▶ WHAT YOU WILL DO
Every record that follows must be duplicated exactly, with images left out.

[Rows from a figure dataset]
-- BEGIN --

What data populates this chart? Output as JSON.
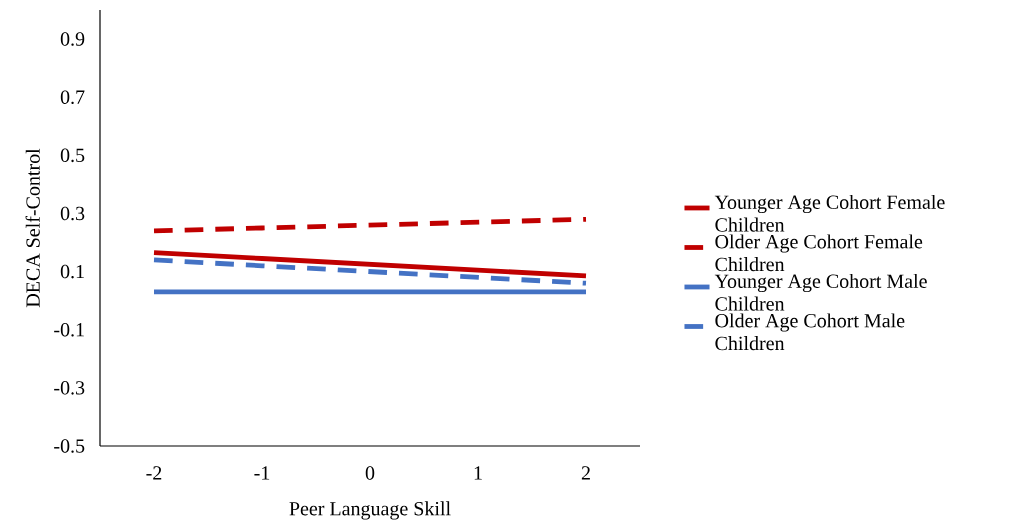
{
  "chart_data": {
    "type": "line",
    "xlabel": "Peer Language Skill",
    "ylabel": "DECA Self-Control",
    "categories": [
      "-2",
      "-1",
      "0",
      "1",
      "2"
    ],
    "ylim": [
      -0.5,
      1.0
    ],
    "yticks": [
      -0.5,
      -0.3,
      -0.1,
      0.1,
      0.3,
      0.5,
      0.7,
      0.9
    ],
    "grid": false,
    "legend": "right",
    "marker": "none",
    "series": [
      {
        "name": "Younger Age Cohort Female Children",
        "color": "#c00000",
        "line_style": "solid",
        "values": [
          0.165,
          0.145,
          0.125,
          0.105,
          0.085
        ]
      },
      {
        "name": "Older Age Cohort Female Children",
        "color": "#c00000",
        "line_style": "dashed",
        "values": [
          0.24,
          0.25,
          0.26,
          0.27,
          0.28
        ]
      },
      {
        "name": "Younger Age Cohort Male Children",
        "color": "#4472c4",
        "line_style": "solid",
        "values": [
          0.03,
          0.03,
          0.03,
          0.03,
          0.03
        ]
      },
      {
        "name": "Older Age Cohort Male Children",
        "color": "#4472c4",
        "line_style": "dashed",
        "values": [
          0.14,
          0.12,
          0.1,
          0.08,
          0.06
        ]
      }
    ]
  }
}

-- END --

▶ TASK RESULT
What data populates this chart? Output as JSON.
{
  "chart_data": {
    "type": "line",
    "xlabel": "Peer Language Skill",
    "ylabel": "DECA Self-Control",
    "categories": [
      "-2",
      "-1",
      "0",
      "1",
      "2"
    ],
    "ylim": [
      -0.5,
      1.0
    ],
    "yticks": [
      -0.5,
      -0.3,
      -0.1,
      0.1,
      0.3,
      0.5,
      0.7,
      0.9
    ],
    "grid": false,
    "legend": "right",
    "marker": "none",
    "series": [
      {
        "name": "Younger Age Cohort Female Children",
        "color": "#c00000",
        "line_style": "solid",
        "values": [
          0.165,
          0.145,
          0.125,
          0.105,
          0.085
        ]
      },
      {
        "name": "Older Age Cohort Female Children",
        "color": "#c00000",
        "line_style": "dashed",
        "values": [
          0.24,
          0.25,
          0.26,
          0.27,
          0.28
        ]
      },
      {
        "name": "Younger Age Cohort Male Children",
        "color": "#4472c4",
        "line_style": "solid",
        "values": [
          0.03,
          0.03,
          0.03,
          0.03,
          0.03
        ]
      },
      {
        "name": "Older Age Cohort Male Children",
        "color": "#4472c4",
        "line_style": "dashed",
        "values": [
          0.14,
          0.12,
          0.1,
          0.08,
          0.06
        ]
      }
    ]
  }
}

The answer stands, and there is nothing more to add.